───── Extracted data ─────
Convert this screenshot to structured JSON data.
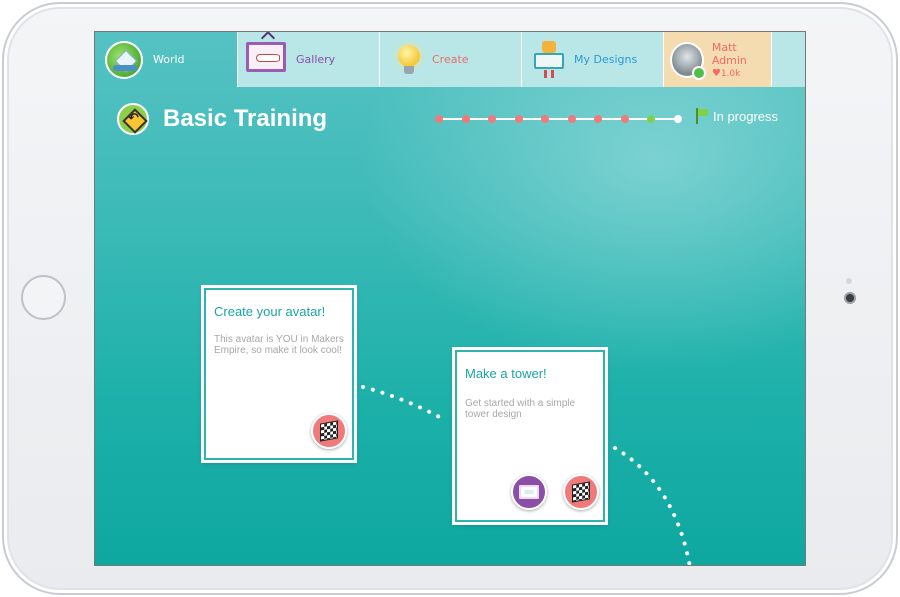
{
  "tabs": {
    "world": {
      "label": "World",
      "icon": "globe-icon"
    },
    "gallery": {
      "label": "Gallery",
      "icon": "gallery-frame-icon"
    },
    "create": {
      "label": "Create",
      "icon": "lightbulb-icon"
    },
    "my_designs": {
      "label": "My Designs",
      "icon": "robot-board-icon"
    },
    "profile": {
      "name": "Matt Admin",
      "likes": "1.0k",
      "icon": "avatar-photo-icon"
    }
  },
  "header": {
    "title": "Basic Training",
    "icon": "road-sign-icon"
  },
  "progress": {
    "status": "In progress",
    "steps_total": 10,
    "current_step": 9
  },
  "missions": [
    {
      "title": "Create your avatar!",
      "description": "This avatar is YOU in Makers Empire, so make it look cool!"
    },
    {
      "title": "Make a tower!",
      "description": "Get started with a simple tower design"
    }
  ],
  "colors": {
    "screen_bg": "#3cbab8",
    "tab_bg": "#b9e6e6",
    "profile_tab_bg": "#f5dcb0",
    "gallery_accent": "#8a4fa6",
    "create_accent": "#f06a6a",
    "designs_accent": "#2a9bd4",
    "card_title": "#1aa5a2",
    "card_border": "#2fb3aa",
    "progress_todo": "#f07a7a",
    "progress_current": "#7fd14a"
  }
}
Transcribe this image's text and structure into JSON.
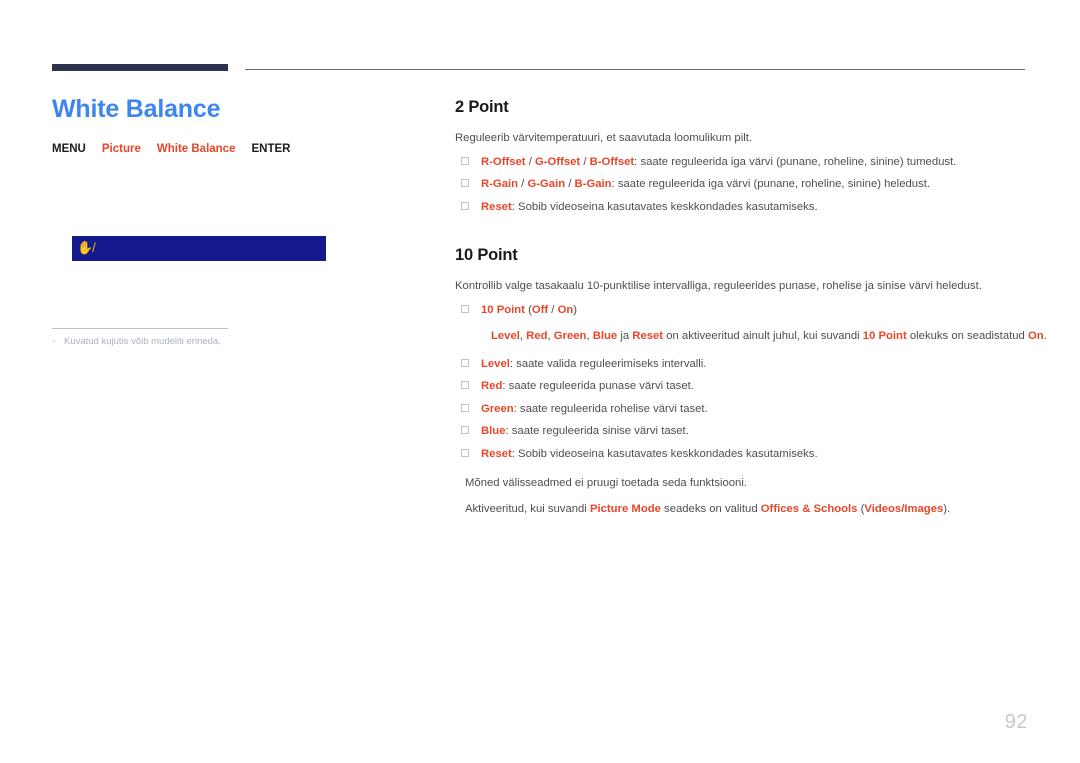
{
  "page": {
    "number": "92",
    "title": "White Balance",
    "title_color": "#3d86f0",
    "accent_color": "#e8462a",
    "rule_color": "#2e3350"
  },
  "menu_path": {
    "items": [
      {
        "label": "MENU",
        "accent": false
      },
      {
        "label": "Picture",
        "accent": true
      },
      {
        "label": "White Balance",
        "accent": true
      },
      {
        "label": "ENTER",
        "accent": false
      }
    ]
  },
  "figure": {
    "icon_name": "hand-pointer-icon",
    "icon_glyph": "✋/",
    "background_color": "#141a8c",
    "note_dash": "-",
    "note": "Kuvatud kujutis võib mudeliti erineda."
  },
  "sections": [
    {
      "heading": "2 Point",
      "lede": "Reguleerib värvitemperatuuri, et saavutada loomulikum pilt.",
      "bullets": [
        {
          "parts": [
            {
              "t": "R-Offset",
              "kw": true
            },
            {
              "t": " / ",
              "kw": false
            },
            {
              "t": "G-Offset",
              "kw": true
            },
            {
              "t": " / ",
              "kw": false
            },
            {
              "t": "B-Offset",
              "kw": true
            },
            {
              "t": ": saate reguleerida iga värvi (punane, roheline, sinine) tumedust.",
              "kw": false
            }
          ]
        },
        {
          "parts": [
            {
              "t": "R-Gain",
              "kw": true
            },
            {
              "t": " / ",
              "kw": false
            },
            {
              "t": "G-Gain",
              "kw": true
            },
            {
              "t": " / ",
              "kw": false
            },
            {
              "t": "B-Gain",
              "kw": true
            },
            {
              "t": ": saate reguleerida iga värvi (punane, roheline, sinine) heledust.",
              "kw": false
            }
          ]
        },
        {
          "parts": [
            {
              "t": "Reset",
              "kw": true
            },
            {
              "t": ": Sobib videoseina kasutavates keskkondades kasutamiseks.",
              "kw": false
            }
          ]
        }
      ]
    },
    {
      "heading": "10 Point",
      "lede": "Kontrollib valge tasakaalu 10-punktilise intervalliga, reguleerides punase, rohelise ja sinise värvi heledust.",
      "bullets": [
        {
          "parts": [
            {
              "t": "10 Point",
              "kw": true
            },
            {
              "t": " (",
              "kw": false
            },
            {
              "t": "Off",
              "kw": true
            },
            {
              "t": " / ",
              "kw": false
            },
            {
              "t": "On",
              "kw": true
            },
            {
              "t": ")",
              "kw": false
            }
          ]
        }
      ],
      "subnote": {
        "parts": [
          {
            "t": "Level",
            "kw": true
          },
          {
            "t": ", ",
            "kw": false
          },
          {
            "t": "Red",
            "kw": true
          },
          {
            "t": ", ",
            "kw": false
          },
          {
            "t": "Green",
            "kw": true
          },
          {
            "t": ", ",
            "kw": false
          },
          {
            "t": "Blue",
            "kw": true
          },
          {
            "t": " ja ",
            "kw": false
          },
          {
            "t": "Reset",
            "kw": true
          },
          {
            "t": " on aktiveeritud ainult juhul, kui suvandi ",
            "kw": false
          },
          {
            "t": "10 Point",
            "kw": true
          },
          {
            "t": " olekuks on seadistatud ",
            "kw": false
          },
          {
            "t": "On",
            "kw": true
          },
          {
            "t": ".",
            "kw": false
          }
        ]
      },
      "bullets_after": [
        {
          "parts": [
            {
              "t": "Level",
              "kw": true
            },
            {
              "t": ": saate valida reguleerimiseks intervalli.",
              "kw": false
            }
          ]
        },
        {
          "parts": [
            {
              "t": "Red",
              "kw": true
            },
            {
              "t": ": saate reguleerida punase värvi taset.",
              "kw": false
            }
          ]
        },
        {
          "parts": [
            {
              "t": "Green",
              "kw": true
            },
            {
              "t": ": saate reguleerida rohelise värvi taset.",
              "kw": false
            }
          ]
        },
        {
          "parts": [
            {
              "t": "Blue",
              "kw": true
            },
            {
              "t": ": saate reguleerida sinise värvi taset.",
              "kw": false
            }
          ]
        },
        {
          "parts": [
            {
              "t": "Reset",
              "kw": true
            },
            {
              "t": ": Sobib videoseina kasutavates keskkondades kasutamiseks.",
              "kw": false
            }
          ]
        }
      ],
      "tail_notes": [
        {
          "parts": [
            {
              "t": "Mõned välisseadmed ei pruugi toetada seda funktsiooni.",
              "kw": false
            }
          ]
        },
        {
          "parts": [
            {
              "t": "Aktiveeritud, kui suvandi ",
              "kw": false
            },
            {
              "t": "Picture Mode",
              "kw": true
            },
            {
              "t": " seadeks on valitud ",
              "kw": false
            },
            {
              "t": "Offices & Schools",
              "kw": true
            },
            {
              "t": " (",
              "kw": false
            },
            {
              "t": "Videos/Images",
              "kw": true
            },
            {
              "t": ").",
              "kw": false
            }
          ]
        }
      ]
    }
  ]
}
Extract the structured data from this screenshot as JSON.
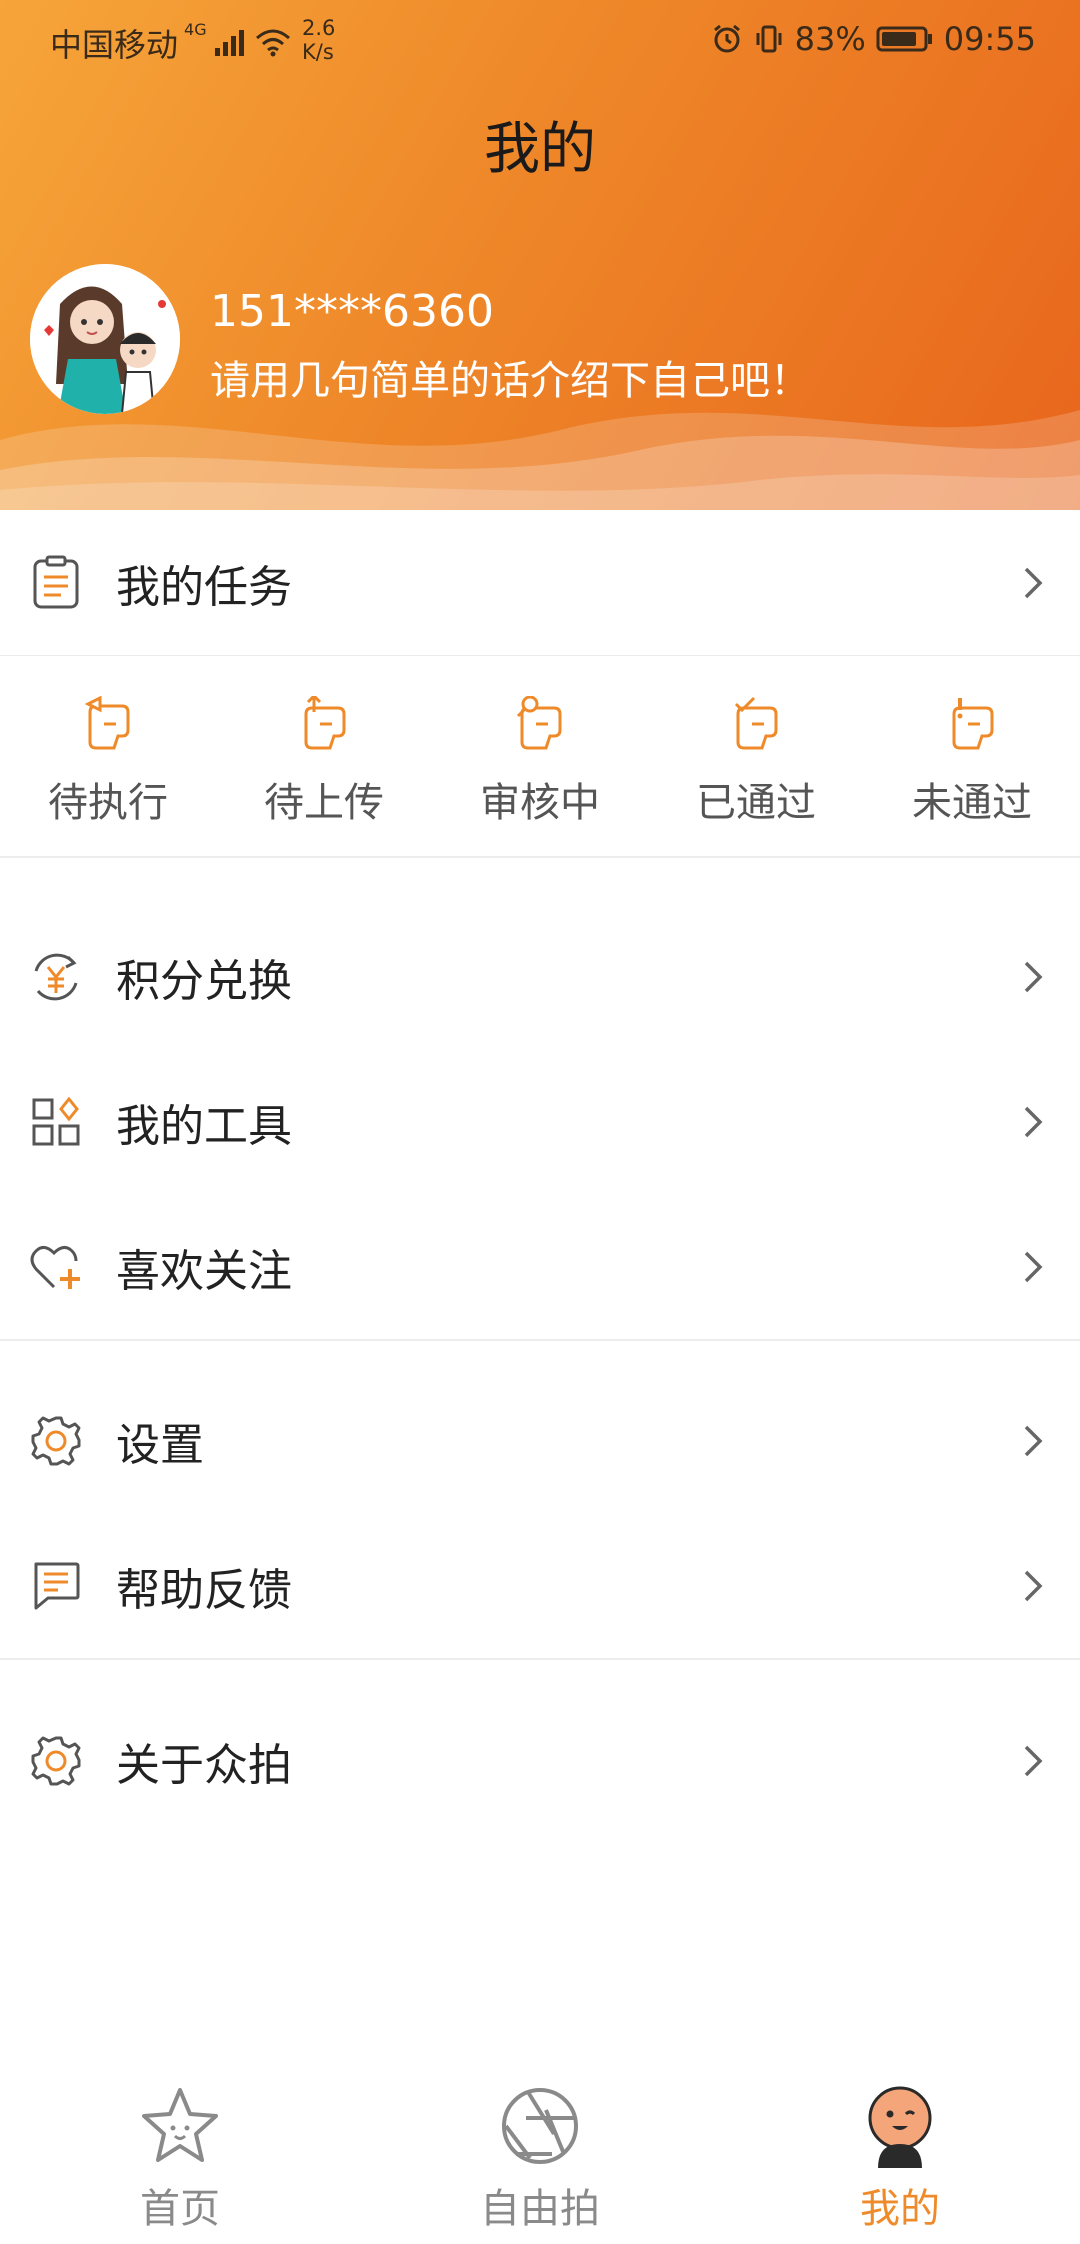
{
  "status_bar": {
    "carrier": "中国移动",
    "network": "4G",
    "speed_value": "2.6",
    "speed_unit": "K/s",
    "battery": "83%",
    "time": "09:55"
  },
  "header": {
    "title": "我的"
  },
  "profile": {
    "phone": "151****6360",
    "bio": "请用几句简单的话介绍下自己吧！"
  },
  "menu": {
    "my_tasks": "我的任务",
    "points_exchange": "积分兑换",
    "my_tools": "我的工具",
    "favorites": "喜欢关注",
    "settings": "设置",
    "help_feedback": "帮助反馈",
    "about": "关于众拍"
  },
  "task_status": [
    {
      "label": "待执行"
    },
    {
      "label": "待上传"
    },
    {
      "label": "审核中"
    },
    {
      "label": "已通过"
    },
    {
      "label": "未通过"
    }
  ],
  "bottom_nav": [
    {
      "label": "首页",
      "active": false
    },
    {
      "label": "自由拍",
      "active": false
    },
    {
      "label": "我的",
      "active": true
    }
  ],
  "colors": {
    "accent": "#ef8a2a",
    "header_start": "#f6a53a",
    "header_end": "#e8661c"
  }
}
─────
- _Work to complete_: Find the word "description" in the records and pull out each line that has it.

- _Result_:
      "description": "This avatar is YOU in Makers Empire, so make it look cool!"
      "description": "Get started with a simple tower design"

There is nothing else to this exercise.